Data entries for graphics:
= = = =

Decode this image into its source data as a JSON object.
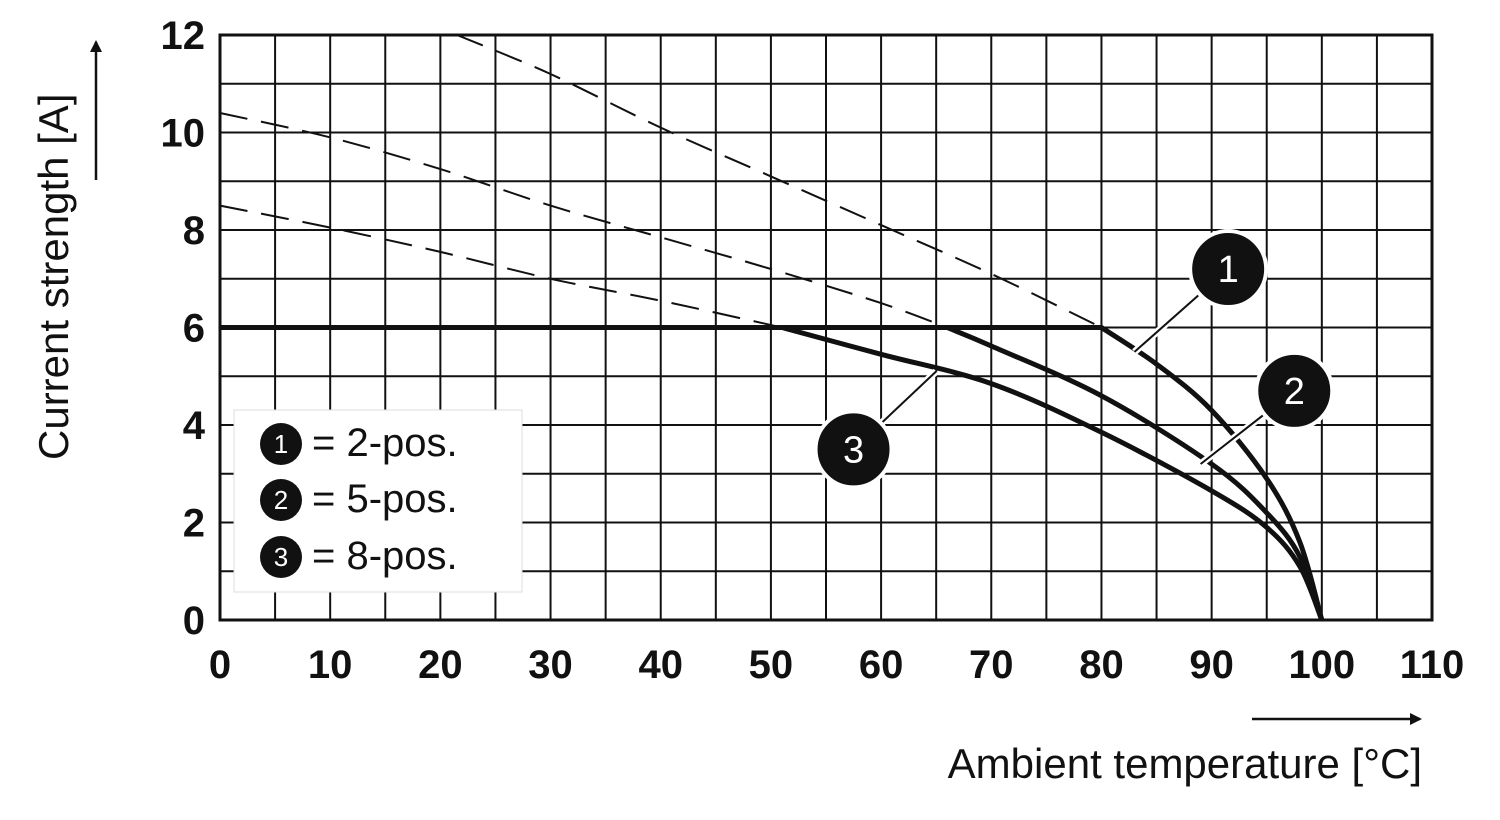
{
  "chart_data": {
    "type": "line",
    "xlabel": "Ambient temperature [°C]",
    "ylabel": "Current strength [A]",
    "xlim": [
      0,
      110
    ],
    "ylim": [
      0,
      12
    ],
    "x_ticks": [
      "0",
      "10",
      "20",
      "30",
      "40",
      "50",
      "60",
      "70",
      "80",
      "90",
      "100",
      "110"
    ],
    "y_ticks": [
      "0",
      "2",
      "4",
      "6",
      "8",
      "10",
      "12"
    ],
    "x_tick_values": [
      0,
      10,
      20,
      30,
      40,
      50,
      60,
      70,
      80,
      90,
      100,
      110
    ],
    "y_tick_values": [
      0,
      2,
      4,
      6,
      8,
      10,
      12
    ],
    "grid": {
      "x_step": 5,
      "y_step": 1
    },
    "series": [
      {
        "id": "1",
        "color": "#111111",
        "solid": [
          [
            0,
            6
          ],
          [
            80,
            6
          ],
          [
            85,
            5.25
          ],
          [
            90,
            4.3
          ],
          [
            95,
            2.9
          ],
          [
            98,
            1.6
          ],
          [
            100,
            0
          ]
        ],
        "dashed": [
          [
            21.5,
            12
          ],
          [
            30,
            11.2
          ],
          [
            40,
            10.1
          ],
          [
            50,
            9.1
          ],
          [
            60,
            8.1
          ],
          [
            70,
            7.1
          ],
          [
            80,
            6
          ]
        ]
      },
      {
        "id": "2",
        "color": "#111111",
        "solid": [
          [
            66,
            6
          ],
          [
            70,
            5.62
          ],
          [
            80,
            4.6
          ],
          [
            90,
            3.2
          ],
          [
            95,
            2.2
          ],
          [
            98,
            1.3
          ],
          [
            100,
            0
          ]
        ],
        "dashed": [
          [
            0,
            10.4
          ],
          [
            10,
            9.9
          ],
          [
            20,
            9.25
          ],
          [
            30,
            8.5
          ],
          [
            40,
            7.85
          ],
          [
            50,
            7.2
          ],
          [
            60,
            6.5
          ],
          [
            66,
            6
          ]
        ]
      },
      {
        "id": "3",
        "color": "#111111",
        "solid": [
          [
            51,
            6
          ],
          [
            60,
            5.45
          ],
          [
            70,
            4.85
          ],
          [
            80,
            3.85
          ],
          [
            90,
            2.65
          ],
          [
            95,
            1.9
          ],
          [
            98,
            1.1
          ],
          [
            100,
            0
          ]
        ],
        "dashed": [
          [
            0,
            8.5
          ],
          [
            10,
            8.05
          ],
          [
            20,
            7.55
          ],
          [
            30,
            7.0
          ],
          [
            40,
            6.55
          ],
          [
            51,
            6
          ]
        ]
      }
    ],
    "callouts": [
      {
        "id": "1",
        "label": "1",
        "anchor": [
          83,
          5.5
        ],
        "badge_at": [
          91.5,
          7.2
        ]
      },
      {
        "id": "2",
        "label": "2",
        "anchor": [
          89,
          3.2
        ],
        "badge_at": [
          97.5,
          4.7
        ]
      },
      {
        "id": "3",
        "label": "3",
        "anchor": [
          65,
          5.1
        ],
        "badge_at": [
          57.5,
          3.5
        ]
      }
    ],
    "legend": [
      {
        "id": "1",
        "label": "1",
        "text": "= 2-pos."
      },
      {
        "id": "2",
        "label": "2",
        "text": "= 5-pos."
      },
      {
        "id": "3",
        "label": "3",
        "text": "= 8-pos."
      }
    ],
    "legend_position": "bottom-left"
  }
}
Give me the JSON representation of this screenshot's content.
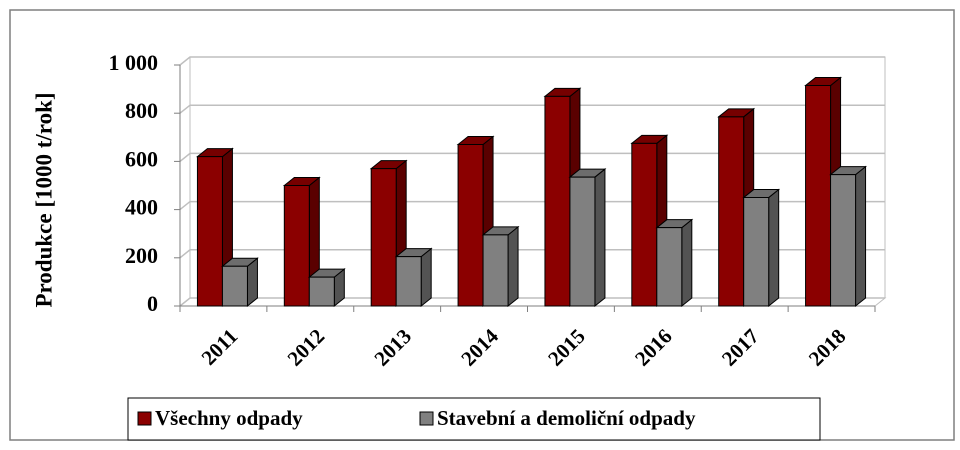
{
  "chart_data": {
    "type": "bar3d",
    "y_label": "Produkce  [1000 t/rok]",
    "categories": [
      "2011",
      "2012",
      "2013",
      "2014",
      "2015",
      "2016",
      "2017",
      "2018"
    ],
    "series": [
      {
        "name": "Všechny odpady",
        "color": "#8b0000",
        "values": [
          620,
          500,
          570,
          670,
          870,
          675,
          785,
          915
        ]
      },
      {
        "name": "Stavební a demoliční odpady",
        "color": "#808080",
        "values": [
          165,
          120,
          205,
          295,
          535,
          325,
          450,
          545
        ]
      }
    ],
    "ylim": [
      0,
      1000
    ],
    "yticks": [
      0,
      200,
      400,
      600,
      800,
      {
        "value": 1000,
        "label": "1 000"
      }
    ],
    "grid": true
  }
}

= = = =

WHAT NEEDS TO BE DONE:
Reproduce the entries above without change, omitting all pictures.

TASK ANSWER:
Decode this image into its source data as a JSON object.
{
  "chart_data": {
    "type": "line",
    "xlabel": "Ambient temperature [°C]",
    "ylabel": "Current strength [A]",
    "xlim": [
      0,
      110
    ],
    "ylim": [
      0,
      12
    ],
    "x_ticks": [
      "0",
      "10",
      "20",
      "30",
      "40",
      "50",
      "60",
      "70",
      "80",
      "90",
      "100",
      "110"
    ],
    "y_ticks": [
      "0",
      "2",
      "4",
      "6",
      "8",
      "10",
      "12"
    ],
    "x_tick_values": [
      0,
      10,
      20,
      30,
      40,
      50,
      60,
      70,
      80,
      90,
      100,
      110
    ],
    "y_tick_values": [
      0,
      2,
      4,
      6,
      8,
      10,
      12
    ],
    "grid": {
      "x_step": 5,
      "y_step": 1
    },
    "series": [
      {
        "id": "1",
        "color": "#111111",
        "solid": [
          [
            0,
            6
          ],
          [
            80,
            6
          ],
          [
            85,
            5.25
          ],
          [
            90,
            4.3
          ],
          [
            95,
            2.9
          ],
          [
            98,
            1.6
          ],
          [
            100,
            0
          ]
        ],
        "dashed": [
          [
            21.5,
            12
          ],
          [
            30,
            11.2
          ],
          [
            40,
            10.1
          ],
          [
            50,
            9.1
          ],
          [
            60,
            8.1
          ],
          [
            70,
            7.1
          ],
          [
            80,
            6
          ]
        ]
      },
      {
        "id": "2",
        "color": "#111111",
        "solid": [
          [
            66,
            6
          ],
          [
            70,
            5.62
          ],
          [
            80,
            4.6
          ],
          [
            90,
            3.2
          ],
          [
            95,
            2.2
          ],
          [
            98,
            1.3
          ],
          [
            100,
            0
          ]
        ],
        "dashed": [
          [
            0,
            10.4
          ],
          [
            10,
            9.9
          ],
          [
            20,
            9.25
          ],
          [
            30,
            8.5
          ],
          [
            40,
            7.85
          ],
          [
            50,
            7.2
          ],
          [
            60,
            6.5
          ],
          [
            66,
            6
          ]
        ]
      },
      {
        "id": "3",
        "color": "#111111",
        "solid": [
          [
            51,
            6
          ],
          [
            60,
            5.45
          ],
          [
            70,
            4.85
          ],
          [
            80,
            3.85
          ],
          [
            90,
            2.65
          ],
          [
            95,
            1.9
          ],
          [
            98,
            1.1
          ],
          [
            100,
            0
          ]
        ],
        "dashed": [
          [
            0,
            8.5
          ],
          [
            10,
            8.05
          ],
          [
            20,
            7.55
          ],
          [
            30,
            7.0
          ],
          [
            40,
            6.55
          ],
          [
            51,
            6
          ]
        ]
      }
    ],
    "callouts": [
      {
        "id": "1",
        "label": "1",
        "anchor": [
          83,
          5.5
        ],
        "badge_at": [
          91.5,
          7.2
        ]
      },
      {
        "id": "2",
        "label": "2",
        "anchor": [
          89,
          3.2
        ],
        "badge_at": [
          97.5,
          4.7
        ]
      },
      {
        "id": "3",
        "label": "3",
        "anchor": [
          65,
          5.1
        ],
        "badge_at": [
          57.5,
          3.5
        ]
      }
    ],
    "legend": [
      {
        "id": "1",
        "label": "1",
        "text": "= 2-pos."
      },
      {
        "id": "2",
        "label": "2",
        "text": "= 5-pos."
      },
      {
        "id": "3",
        "label": "3",
        "text": "= 8-pos."
      }
    ],
    "legend_position": "bottom-left"
  }
}
Give me the JSON representation of this screenshot's content.
{
  "chart_data": {
    "type": "bar3d",
    "y_label": "Produkce  [1000 t/rok]",
    "categories": [
      "2011",
      "2012",
      "2013",
      "2014",
      "2015",
      "2016",
      "2017",
      "2018"
    ],
    "series": [
      {
        "name": "Všechny odpady",
        "color": "#8b0000",
        "values": [
          620,
          500,
          570,
          670,
          870,
          675,
          785,
          915
        ]
      },
      {
        "name": "Stavební a demoliční odpady",
        "color": "#808080",
        "values": [
          165,
          120,
          205,
          295,
          535,
          325,
          450,
          545
        ]
      }
    ],
    "ylim": [
      0,
      1000
    ],
    "yticks": [
      0,
      200,
      400,
      600,
      800,
      {
        "value": 1000,
        "label": "1 000"
      }
    ],
    "grid": true
  }
}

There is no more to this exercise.